THE REQUEST
Using the listing beneath this task, count the lines with the word "JSON" and write only the result.

AVAILABLE RECORDS
* Start *

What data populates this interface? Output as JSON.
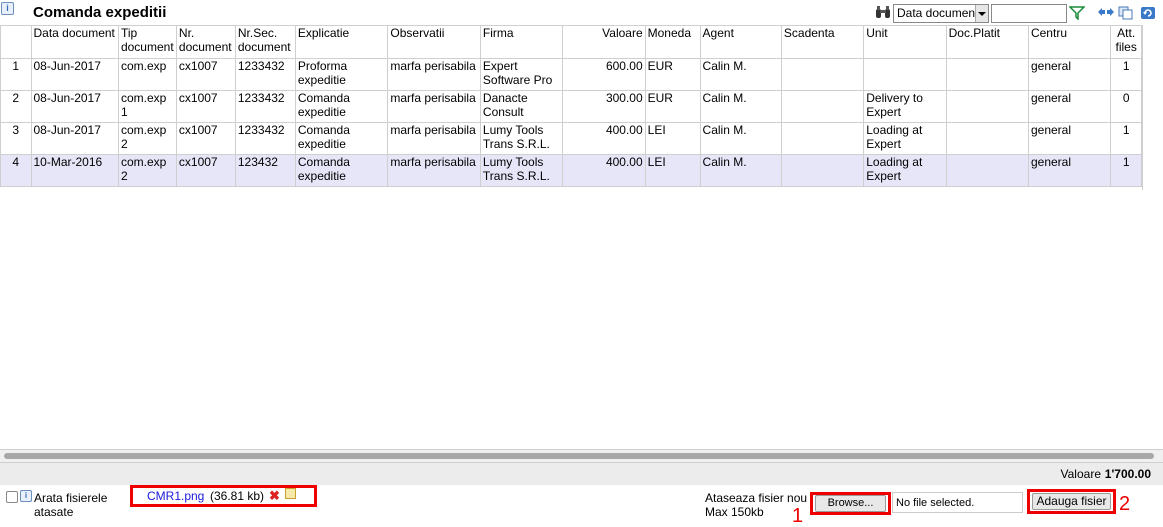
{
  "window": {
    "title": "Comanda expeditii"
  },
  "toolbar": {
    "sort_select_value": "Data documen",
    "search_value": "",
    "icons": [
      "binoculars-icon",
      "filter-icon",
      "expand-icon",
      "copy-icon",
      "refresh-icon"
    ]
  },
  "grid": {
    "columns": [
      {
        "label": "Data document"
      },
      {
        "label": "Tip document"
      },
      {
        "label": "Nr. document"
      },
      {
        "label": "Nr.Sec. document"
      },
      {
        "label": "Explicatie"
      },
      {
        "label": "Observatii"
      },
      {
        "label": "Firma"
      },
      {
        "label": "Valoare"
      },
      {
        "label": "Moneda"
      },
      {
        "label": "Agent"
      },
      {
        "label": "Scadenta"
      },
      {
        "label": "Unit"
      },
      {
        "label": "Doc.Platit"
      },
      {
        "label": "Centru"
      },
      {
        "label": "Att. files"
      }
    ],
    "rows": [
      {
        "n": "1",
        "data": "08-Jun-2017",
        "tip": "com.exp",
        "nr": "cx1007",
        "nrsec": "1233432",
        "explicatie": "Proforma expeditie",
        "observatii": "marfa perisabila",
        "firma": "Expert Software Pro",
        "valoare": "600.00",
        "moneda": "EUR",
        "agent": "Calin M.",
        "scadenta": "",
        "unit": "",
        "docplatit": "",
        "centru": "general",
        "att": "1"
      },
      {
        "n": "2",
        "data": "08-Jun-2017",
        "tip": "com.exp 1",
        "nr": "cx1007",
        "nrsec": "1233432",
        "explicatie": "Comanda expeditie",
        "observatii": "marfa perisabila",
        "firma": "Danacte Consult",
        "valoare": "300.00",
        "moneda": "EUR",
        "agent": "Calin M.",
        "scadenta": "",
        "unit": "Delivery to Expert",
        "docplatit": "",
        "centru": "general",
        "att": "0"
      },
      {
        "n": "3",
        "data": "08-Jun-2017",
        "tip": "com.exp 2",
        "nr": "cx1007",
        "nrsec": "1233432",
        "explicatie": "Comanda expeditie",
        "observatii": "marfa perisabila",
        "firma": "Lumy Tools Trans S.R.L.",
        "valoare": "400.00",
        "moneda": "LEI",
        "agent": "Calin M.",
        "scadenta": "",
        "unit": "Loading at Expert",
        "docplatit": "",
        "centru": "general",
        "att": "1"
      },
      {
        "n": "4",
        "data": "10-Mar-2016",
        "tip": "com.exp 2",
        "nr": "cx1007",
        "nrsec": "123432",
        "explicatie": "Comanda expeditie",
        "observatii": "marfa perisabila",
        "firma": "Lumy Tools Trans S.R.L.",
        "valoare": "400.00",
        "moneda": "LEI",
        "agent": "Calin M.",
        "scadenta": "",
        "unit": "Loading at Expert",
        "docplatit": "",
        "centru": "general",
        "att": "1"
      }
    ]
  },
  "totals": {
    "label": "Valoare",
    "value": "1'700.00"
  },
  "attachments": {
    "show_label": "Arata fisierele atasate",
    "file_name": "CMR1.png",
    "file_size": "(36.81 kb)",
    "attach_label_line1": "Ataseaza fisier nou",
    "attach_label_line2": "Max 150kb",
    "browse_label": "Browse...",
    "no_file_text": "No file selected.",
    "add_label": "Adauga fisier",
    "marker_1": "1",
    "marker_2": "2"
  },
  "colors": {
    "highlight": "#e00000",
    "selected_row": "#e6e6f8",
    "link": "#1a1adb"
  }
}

* End *
* Start *

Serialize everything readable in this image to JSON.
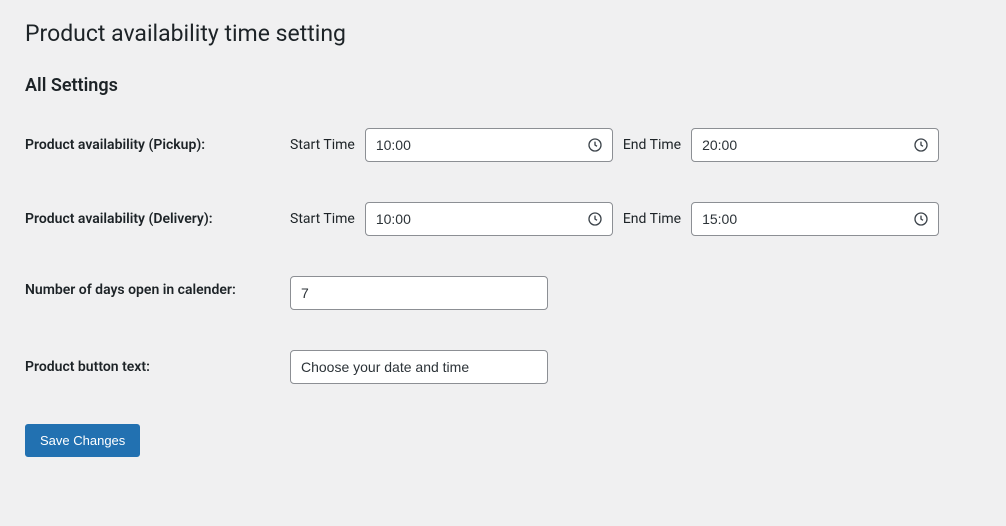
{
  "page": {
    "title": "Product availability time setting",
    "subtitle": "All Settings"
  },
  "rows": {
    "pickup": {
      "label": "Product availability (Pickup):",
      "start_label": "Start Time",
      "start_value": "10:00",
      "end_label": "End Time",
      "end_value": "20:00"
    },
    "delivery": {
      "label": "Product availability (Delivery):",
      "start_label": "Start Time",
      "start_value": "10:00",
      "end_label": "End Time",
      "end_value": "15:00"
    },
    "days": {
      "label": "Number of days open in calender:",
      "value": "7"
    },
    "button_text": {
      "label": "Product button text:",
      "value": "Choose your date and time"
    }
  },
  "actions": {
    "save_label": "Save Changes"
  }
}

* End *
* Start *

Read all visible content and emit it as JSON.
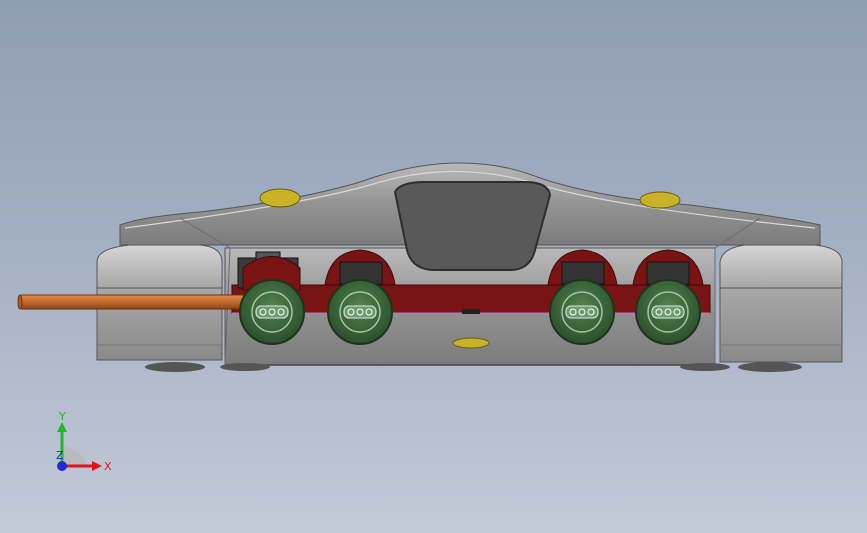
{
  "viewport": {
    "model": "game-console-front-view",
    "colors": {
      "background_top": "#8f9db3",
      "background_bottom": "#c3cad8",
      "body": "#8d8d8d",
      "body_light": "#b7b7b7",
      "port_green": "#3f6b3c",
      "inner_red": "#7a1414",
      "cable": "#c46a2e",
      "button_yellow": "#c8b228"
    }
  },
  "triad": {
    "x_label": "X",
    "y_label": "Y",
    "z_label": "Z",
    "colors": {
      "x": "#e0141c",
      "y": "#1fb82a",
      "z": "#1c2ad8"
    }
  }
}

* End *

WRITTEN SOLUTION
3